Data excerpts
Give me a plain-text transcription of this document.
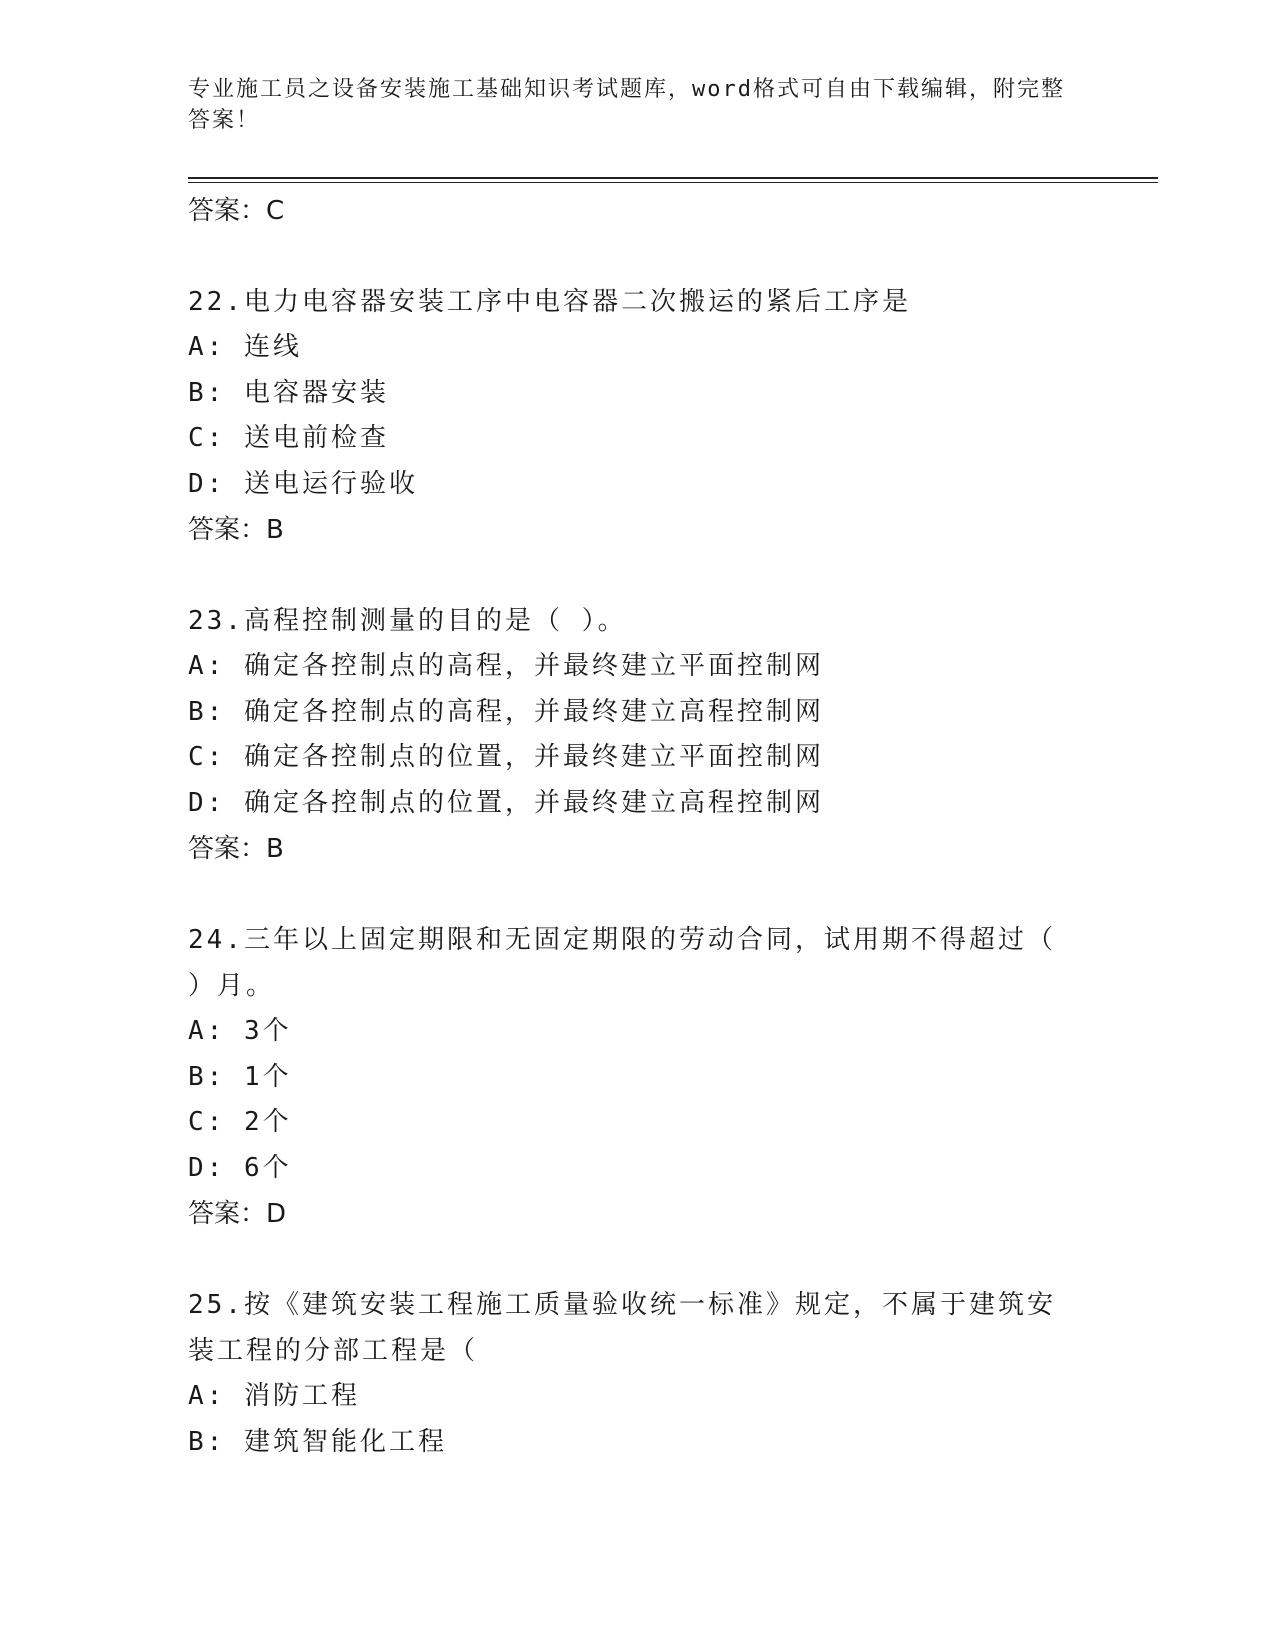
专业施工员之设备安装施工基础知识考试题库，word格式可自由下载编辑，附完整答案！
答案：C
22.电力电容器安装工序中电容器二次搬运的紧后工序是
A: 连线
B: 电容器安装
C: 送电前检查
D: 送电运行验收
答案：B
23.高程控制测量的目的是（ ）。
A: 确定各控制点的高程，并最终建立平面控制网
B: 确定各控制点的高程，并最终建立高程控制网
C: 确定各控制点的位置，并最终建立平面控制网
D: 确定各控制点的位置，并最终建立高程控制网
答案：B
24.三年以上固定期限和无固定期限的劳动合同，试用期不得超过（ ）月。
A: 3个
B: 1个
C: 2个
D: 6个
答案：D
25.按《建筑安装工程施工质量验收统一标准》规定，不属于建筑安装工程的分部工程是（
A: 消防工程
B: 建筑智能化工程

— Problem to solve —
Keep the pictures out and write out the records exactly.

— Solution to this task —
Give me a plain-text transcription of this document.
专业施工员之设备安装施工基础知识考试题库，word格式可自由下载编辑，附完整答案！
答案：C
22.电力电容器安装工序中电容器二次搬运的紧后工序是
A: 连线
B: 电容器安装
C: 送电前检查
D: 送电运行验收
答案：B
23.高程控制测量的目的是（ ）。
A: 确定各控制点的高程，并最终建立平面控制网
B: 确定各控制点的高程，并最终建立高程控制网
C: 确定各控制点的位置，并最终建立平面控制网
D: 确定各控制点的位置，并最终建立高程控制网
答案：B
24.三年以上固定期限和无固定期限的劳动合同，试用期不得超过（ ）月。
A: 3个
B: 1个
C: 2个
D: 6个
答案：D
25.按《建筑安装工程施工质量验收统一标准》规定，不属于建筑安装工程的分部工程是（
A: 消防工程
B: 建筑智能化工程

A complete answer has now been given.